*The data:*
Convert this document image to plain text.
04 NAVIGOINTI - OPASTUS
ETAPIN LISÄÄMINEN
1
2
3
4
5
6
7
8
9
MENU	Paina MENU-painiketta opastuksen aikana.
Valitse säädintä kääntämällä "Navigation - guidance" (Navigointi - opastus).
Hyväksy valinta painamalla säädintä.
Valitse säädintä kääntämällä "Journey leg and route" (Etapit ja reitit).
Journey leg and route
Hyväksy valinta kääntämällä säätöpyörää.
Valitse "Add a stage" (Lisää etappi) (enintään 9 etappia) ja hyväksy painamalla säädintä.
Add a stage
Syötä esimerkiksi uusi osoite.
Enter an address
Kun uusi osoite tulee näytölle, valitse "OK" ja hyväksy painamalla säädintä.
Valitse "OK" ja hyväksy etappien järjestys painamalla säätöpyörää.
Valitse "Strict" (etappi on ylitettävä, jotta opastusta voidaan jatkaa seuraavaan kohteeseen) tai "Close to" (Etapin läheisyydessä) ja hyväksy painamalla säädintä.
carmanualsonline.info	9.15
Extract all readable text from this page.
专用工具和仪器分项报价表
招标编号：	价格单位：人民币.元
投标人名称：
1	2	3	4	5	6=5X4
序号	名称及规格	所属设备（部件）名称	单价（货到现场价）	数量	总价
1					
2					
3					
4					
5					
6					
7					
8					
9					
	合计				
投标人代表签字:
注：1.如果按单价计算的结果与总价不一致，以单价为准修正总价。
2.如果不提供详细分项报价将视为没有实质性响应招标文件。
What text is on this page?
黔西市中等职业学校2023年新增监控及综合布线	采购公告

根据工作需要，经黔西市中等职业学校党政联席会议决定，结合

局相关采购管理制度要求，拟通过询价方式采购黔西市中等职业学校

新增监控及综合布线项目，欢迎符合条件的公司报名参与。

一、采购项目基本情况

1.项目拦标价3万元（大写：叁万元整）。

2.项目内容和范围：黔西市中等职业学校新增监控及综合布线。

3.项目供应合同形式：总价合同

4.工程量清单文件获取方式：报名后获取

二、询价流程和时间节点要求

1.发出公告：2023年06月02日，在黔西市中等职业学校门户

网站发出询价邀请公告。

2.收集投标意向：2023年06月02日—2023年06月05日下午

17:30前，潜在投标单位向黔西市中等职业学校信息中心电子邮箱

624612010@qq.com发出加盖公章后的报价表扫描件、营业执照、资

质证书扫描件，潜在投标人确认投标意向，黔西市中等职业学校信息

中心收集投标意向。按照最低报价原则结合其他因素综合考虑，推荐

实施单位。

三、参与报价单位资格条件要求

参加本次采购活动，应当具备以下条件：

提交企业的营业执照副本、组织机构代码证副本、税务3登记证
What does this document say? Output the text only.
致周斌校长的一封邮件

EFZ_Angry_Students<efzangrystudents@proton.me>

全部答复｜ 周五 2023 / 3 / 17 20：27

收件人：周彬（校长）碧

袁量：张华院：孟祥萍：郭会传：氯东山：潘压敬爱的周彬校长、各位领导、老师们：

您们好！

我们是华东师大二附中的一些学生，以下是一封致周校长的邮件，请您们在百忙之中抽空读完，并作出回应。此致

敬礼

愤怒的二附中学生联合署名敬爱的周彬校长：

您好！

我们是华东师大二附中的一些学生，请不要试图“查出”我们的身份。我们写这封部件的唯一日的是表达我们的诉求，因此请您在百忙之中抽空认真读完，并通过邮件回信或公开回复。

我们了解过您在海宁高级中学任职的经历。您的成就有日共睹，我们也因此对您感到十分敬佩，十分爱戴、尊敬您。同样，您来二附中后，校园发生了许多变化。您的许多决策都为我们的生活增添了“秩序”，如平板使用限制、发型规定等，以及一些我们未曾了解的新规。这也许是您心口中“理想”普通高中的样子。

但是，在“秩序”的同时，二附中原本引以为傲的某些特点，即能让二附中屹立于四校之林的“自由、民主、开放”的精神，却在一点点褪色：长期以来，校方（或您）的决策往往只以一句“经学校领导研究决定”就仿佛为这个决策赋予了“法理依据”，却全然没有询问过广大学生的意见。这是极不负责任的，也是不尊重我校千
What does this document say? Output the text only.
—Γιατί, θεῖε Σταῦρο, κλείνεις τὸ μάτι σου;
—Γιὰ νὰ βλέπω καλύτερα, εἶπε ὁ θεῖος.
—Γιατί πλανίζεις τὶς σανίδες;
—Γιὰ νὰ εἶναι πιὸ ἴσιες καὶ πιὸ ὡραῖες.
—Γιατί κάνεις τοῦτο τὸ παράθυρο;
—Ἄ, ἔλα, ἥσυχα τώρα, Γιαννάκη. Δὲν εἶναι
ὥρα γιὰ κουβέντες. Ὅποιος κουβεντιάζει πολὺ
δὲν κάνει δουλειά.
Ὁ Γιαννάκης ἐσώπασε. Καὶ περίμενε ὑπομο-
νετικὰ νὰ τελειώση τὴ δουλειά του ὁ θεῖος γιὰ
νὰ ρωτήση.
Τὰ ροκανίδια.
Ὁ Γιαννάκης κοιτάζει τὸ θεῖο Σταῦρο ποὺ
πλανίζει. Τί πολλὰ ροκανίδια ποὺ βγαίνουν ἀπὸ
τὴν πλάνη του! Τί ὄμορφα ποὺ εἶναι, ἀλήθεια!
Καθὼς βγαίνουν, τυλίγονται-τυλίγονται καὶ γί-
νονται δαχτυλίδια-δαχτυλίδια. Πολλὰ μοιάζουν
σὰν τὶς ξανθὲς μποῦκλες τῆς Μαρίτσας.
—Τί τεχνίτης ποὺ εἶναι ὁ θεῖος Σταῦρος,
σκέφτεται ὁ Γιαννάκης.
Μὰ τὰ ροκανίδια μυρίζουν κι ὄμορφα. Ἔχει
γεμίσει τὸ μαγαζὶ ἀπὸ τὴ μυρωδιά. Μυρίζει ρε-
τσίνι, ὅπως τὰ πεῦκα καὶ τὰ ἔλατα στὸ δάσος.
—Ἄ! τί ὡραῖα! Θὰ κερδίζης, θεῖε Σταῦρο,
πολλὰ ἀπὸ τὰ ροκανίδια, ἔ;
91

*What the task asks:* Copy all lines from the entries that contain the word "uusi".

*Task solution:*
Syötä esimerkiksi uusi osoite.
Kun uusi osoite tulee näytölle, valitse "OK" ja hyväksy painamalla säädintä.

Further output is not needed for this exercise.